> [Problem description] Determine how many lines in the entries below contain the word "Extract". The reply is that number alone.

> [Input material]
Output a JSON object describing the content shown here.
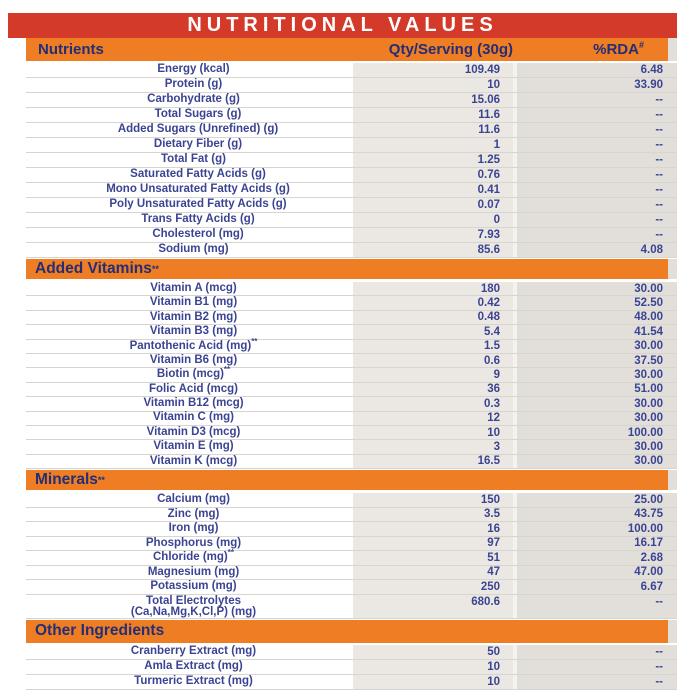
{
  "title": "NUTRITIONAL VALUES",
  "header": {
    "nutrient": "Nutrients",
    "qty": "Qty/Serving (30g)",
    "rda": "%RDA",
    "rda_sup": "#"
  },
  "colors": {
    "title_bar": "#d43a2a",
    "section_bar": "#ee7d23",
    "heading_text": "#232e77",
    "row_text": "#3a4492",
    "qty_col_bg": "#ebe8e3",
    "rda_col_bg": "#e2dfda"
  },
  "sections": [
    {
      "id": "nutrients",
      "title": null,
      "title_sup": null,
      "rows": [
        {
          "label": "Energy (kcal)",
          "qty": "109.49",
          "rda": "6.48"
        },
        {
          "label": "Protein (g)",
          "qty": "10",
          "rda": "33.90"
        },
        {
          "label": "Carbohydrate (g)",
          "qty": "15.06",
          "rda": "--"
        },
        {
          "label": "Total Sugars (g)",
          "indent": true,
          "qty": "11.6",
          "rda": "--"
        },
        {
          "label": "Added Sugars (Unrefined) (g)",
          "indent": true,
          "qty": "11.6",
          "rda": "--"
        },
        {
          "label": "Dietary Fiber (g)",
          "indent": true,
          "qty": "1",
          "rda": "--"
        },
        {
          "label": "Total Fat (g)",
          "qty": "1.25",
          "rda": "--"
        },
        {
          "label": "Saturated Fatty Acids (g)",
          "indent": true,
          "qty": "0.76",
          "rda": "--"
        },
        {
          "label": "Mono Unsaturated Fatty Acids (g)",
          "indent": true,
          "qty": "0.41",
          "rda": "--"
        },
        {
          "label": "Poly Unsaturated Fatty Acids (g)",
          "indent": true,
          "qty": "0.07",
          "rda": "--"
        },
        {
          "label": "Trans Fatty Acids (g)",
          "indent": true,
          "qty": "0",
          "rda": "--"
        },
        {
          "label": "Cholesterol (mg)",
          "indent": true,
          "qty": "7.93",
          "rda": "--"
        },
        {
          "label": "Sodium (mg)",
          "qty": "85.6",
          "rda": "4.08"
        }
      ]
    },
    {
      "id": "vitamins",
      "title": "Added Vitamins",
      "title_sup": "**",
      "rows": [
        {
          "label": "Vitamin A (mcg)",
          "qty": "180",
          "rda": "30.00"
        },
        {
          "label": "Vitamin B1 (mg)",
          "qty": "0.42",
          "rda": "52.50"
        },
        {
          "label": "Vitamin B2 (mg)",
          "qty": "0.48",
          "rda": "48.00"
        },
        {
          "label": "Vitamin B3 (mg)",
          "qty": "5.4",
          "rda": "41.54"
        },
        {
          "label": "Pantothenic Acid (mg)",
          "sup": "**",
          "qty": "1.5",
          "rda": "30.00"
        },
        {
          "label": "Vitamin B6 (mg)",
          "qty": "0.6",
          "rda": "37.50"
        },
        {
          "label": "Biotin (mcg)",
          "sup": "**",
          "qty": "9",
          "rda": "30.00"
        },
        {
          "label": "Folic Acid (mcg)",
          "qty": "36",
          "rda": "51.00"
        },
        {
          "label": "Vitamin B12 (mcg)",
          "qty": "0.3",
          "rda": "30.00"
        },
        {
          "label": "Vitamin C (mg)",
          "qty": "12",
          "rda": "30.00"
        },
        {
          "label": "Vitamin D3 (mcg)",
          "qty": "10",
          "rda": "100.00"
        },
        {
          "label": "Vitamin E (mg)",
          "qty": "3",
          "rda": "30.00"
        },
        {
          "label": "Vitamin K (mcg)",
          "qty": "16.5",
          "rda": "30.00"
        }
      ]
    },
    {
      "id": "minerals",
      "title": "Minerals",
      "title_sup": "**",
      "rows": [
        {
          "label": "Calcium (mg)",
          "qty": "150",
          "rda": "25.00"
        },
        {
          "label": "Zinc (mg)",
          "qty": "3.5",
          "rda": "43.75"
        },
        {
          "label": "Iron (mg)",
          "qty": "16",
          "rda": "100.00"
        },
        {
          "label": "Phosphorus (mg)",
          "qty": "97",
          "rda": "16.17"
        },
        {
          "label": "Chloride (mg)",
          "sup": "**",
          "qty": "51",
          "rda": "2.68"
        },
        {
          "label": "Magnesium (mg)",
          "qty": "47",
          "rda": "47.00"
        },
        {
          "label": "Potassium (mg)",
          "qty": "250",
          "rda": "6.67"
        },
        {
          "label": "Total Electrolytes",
          "label2": "(Ca,Na,Mg,K,Cl,P) (mg)",
          "qty": "680.6",
          "rda": "--"
        }
      ]
    },
    {
      "id": "other",
      "title": "Other Ingredients",
      "title_sup": null,
      "rows": [
        {
          "label": "Cranberry Extract (mg)",
          "qty": "50",
          "rda": "--"
        },
        {
          "label": "Amla Extract (mg)",
          "qty": "10",
          "rda": "--"
        },
        {
          "label": "Turmeric Extract (mg)",
          "qty": "10",
          "rda": "--"
        }
      ]
    }
  ]
}
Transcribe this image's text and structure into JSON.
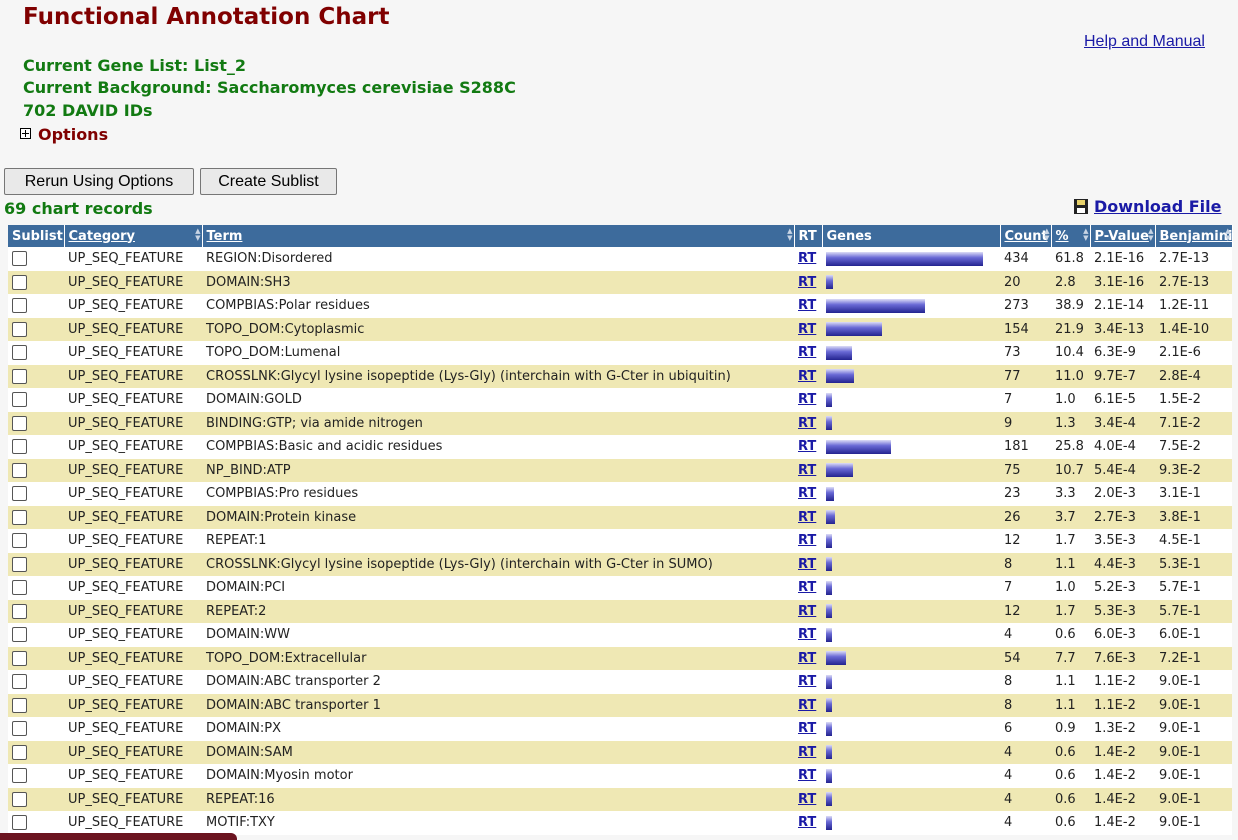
{
  "page": {
    "title": "Functional Annotation Chart",
    "help_link": "Help and Manual",
    "gene_list": "Current Gene List: List_2",
    "background": "Current Background: Saccharomyces cerevisiae S288C",
    "david_ids": "702 DAVID IDs",
    "options_label": "Options"
  },
  "toolbar": {
    "rerun_label": "Rerun Using Options",
    "sublist_label": "Create Sublist",
    "records_label": "69 chart records",
    "download_label": "Download File"
  },
  "table": {
    "headers": {
      "sublist": "Sublist",
      "category": "Category",
      "term": "Term",
      "rt": "RT",
      "genes": "Genes",
      "count": "Count",
      "percent": "%",
      "pvalue": "P-Value",
      "benjamini": "Benjamini"
    },
    "rows": [
      {
        "category": "UP_SEQ_FEATURE",
        "term": "REGION:Disordered",
        "rt": "RT",
        "count": "434",
        "percent": "61.8",
        "pvalue": "2.1E-16",
        "benjamini": "2.7E-13"
      },
      {
        "category": "UP_SEQ_FEATURE",
        "term": "DOMAIN:SH3",
        "rt": "RT",
        "count": "20",
        "percent": "2.8",
        "pvalue": "3.1E-16",
        "benjamini": "2.7E-13"
      },
      {
        "category": "UP_SEQ_FEATURE",
        "term": "COMPBIAS:Polar residues",
        "rt": "RT",
        "count": "273",
        "percent": "38.9",
        "pvalue": "2.1E-14",
        "benjamini": "1.2E-11"
      },
      {
        "category": "UP_SEQ_FEATURE",
        "term": "TOPO_DOM:Cytoplasmic",
        "rt": "RT",
        "count": "154",
        "percent": "21.9",
        "pvalue": "3.4E-13",
        "benjamini": "1.4E-10"
      },
      {
        "category": "UP_SEQ_FEATURE",
        "term": "TOPO_DOM:Lumenal",
        "rt": "RT",
        "count": "73",
        "percent": "10.4",
        "pvalue": "6.3E-9",
        "benjamini": "2.1E-6"
      },
      {
        "category": "UP_SEQ_FEATURE",
        "term": "CROSSLNK:Glycyl lysine isopeptide (Lys-Gly) (interchain with G-Cter in ubiquitin)",
        "rt": "RT",
        "count": "77",
        "percent": "11.0",
        "pvalue": "9.7E-7",
        "benjamini": "2.8E-4"
      },
      {
        "category": "UP_SEQ_FEATURE",
        "term": "DOMAIN:GOLD",
        "rt": "RT",
        "count": "7",
        "percent": "1.0",
        "pvalue": "6.1E-5",
        "benjamini": "1.5E-2"
      },
      {
        "category": "UP_SEQ_FEATURE",
        "term": "BINDING:GTP; via amide nitrogen",
        "rt": "RT",
        "count": "9",
        "percent": "1.3",
        "pvalue": "3.4E-4",
        "benjamini": "7.1E-2"
      },
      {
        "category": "UP_SEQ_FEATURE",
        "term": "COMPBIAS:Basic and acidic residues",
        "rt": "RT",
        "count": "181",
        "percent": "25.8",
        "pvalue": "4.0E-4",
        "benjamini": "7.5E-2"
      },
      {
        "category": "UP_SEQ_FEATURE",
        "term": "NP_BIND:ATP",
        "rt": "RT",
        "count": "75",
        "percent": "10.7",
        "pvalue": "5.4E-4",
        "benjamini": "9.3E-2"
      },
      {
        "category": "UP_SEQ_FEATURE",
        "term": "COMPBIAS:Pro residues",
        "rt": "RT",
        "count": "23",
        "percent": "3.3",
        "pvalue": "2.0E-3",
        "benjamini": "3.1E-1"
      },
      {
        "category": "UP_SEQ_FEATURE",
        "term": "DOMAIN:Protein kinase",
        "rt": "RT",
        "count": "26",
        "percent": "3.7",
        "pvalue": "2.7E-3",
        "benjamini": "3.8E-1"
      },
      {
        "category": "UP_SEQ_FEATURE",
        "term": "REPEAT:1",
        "rt": "RT",
        "count": "12",
        "percent": "1.7",
        "pvalue": "3.5E-3",
        "benjamini": "4.5E-1"
      },
      {
        "category": "UP_SEQ_FEATURE",
        "term": "CROSSLNK:Glycyl lysine isopeptide (Lys-Gly) (interchain with G-Cter in SUMO)",
        "rt": "RT",
        "count": "8",
        "percent": "1.1",
        "pvalue": "4.4E-3",
        "benjamini": "5.3E-1"
      },
      {
        "category": "UP_SEQ_FEATURE",
        "term": "DOMAIN:PCI",
        "rt": "RT",
        "count": "7",
        "percent": "1.0",
        "pvalue": "5.2E-3",
        "benjamini": "5.7E-1"
      },
      {
        "category": "UP_SEQ_FEATURE",
        "term": "REPEAT:2",
        "rt": "RT",
        "count": "12",
        "percent": "1.7",
        "pvalue": "5.3E-3",
        "benjamini": "5.7E-1"
      },
      {
        "category": "UP_SEQ_FEATURE",
        "term": "DOMAIN:WW",
        "rt": "RT",
        "count": "4",
        "percent": "0.6",
        "pvalue": "6.0E-3",
        "benjamini": "6.0E-1"
      },
      {
        "category": "UP_SEQ_FEATURE",
        "term": "TOPO_DOM:Extracellular",
        "rt": "RT",
        "count": "54",
        "percent": "7.7",
        "pvalue": "7.6E-3",
        "benjamini": "7.2E-1"
      },
      {
        "category": "UP_SEQ_FEATURE",
        "term": "DOMAIN:ABC transporter 2",
        "rt": "RT",
        "count": "8",
        "percent": "1.1",
        "pvalue": "1.1E-2",
        "benjamini": "9.0E-1"
      },
      {
        "category": "UP_SEQ_FEATURE",
        "term": "DOMAIN:ABC transporter 1",
        "rt": "RT",
        "count": "8",
        "percent": "1.1",
        "pvalue": "1.1E-2",
        "benjamini": "9.0E-1"
      },
      {
        "category": "UP_SEQ_FEATURE",
        "term": "DOMAIN:PX",
        "rt": "RT",
        "count": "6",
        "percent": "0.9",
        "pvalue": "1.3E-2",
        "benjamini": "9.0E-1"
      },
      {
        "category": "UP_SEQ_FEATURE",
        "term": "DOMAIN:SAM",
        "rt": "RT",
        "count": "4",
        "percent": "0.6",
        "pvalue": "1.4E-2",
        "benjamini": "9.0E-1"
      },
      {
        "category": "UP_SEQ_FEATURE",
        "term": "DOMAIN:Myosin motor",
        "rt": "RT",
        "count": "4",
        "percent": "0.6",
        "pvalue": "1.4E-2",
        "benjamini": "9.0E-1"
      },
      {
        "category": "UP_SEQ_FEATURE",
        "term": "REPEAT:16",
        "rt": "RT",
        "count": "4",
        "percent": "0.6",
        "pvalue": "1.4E-2",
        "benjamini": "9.0E-1"
      },
      {
        "category": "UP_SEQ_FEATURE",
        "term": "MOTIF:TXY",
        "rt": "RT",
        "count": "4",
        "percent": "0.6",
        "pvalue": "1.4E-2",
        "benjamini": "9.0E-1"
      }
    ]
  },
  "icons": {
    "options_toggle": "plus-box-icon",
    "download": "floppy-disk-icon",
    "sort": "sort-arrows-icon"
  },
  "colors": {
    "title": "#800000",
    "info": "#127a12",
    "header_bg": "#3d6b9c",
    "row_alt": "#efe8b4",
    "link": "#1a1aa6"
  }
}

> [Solved problem] 3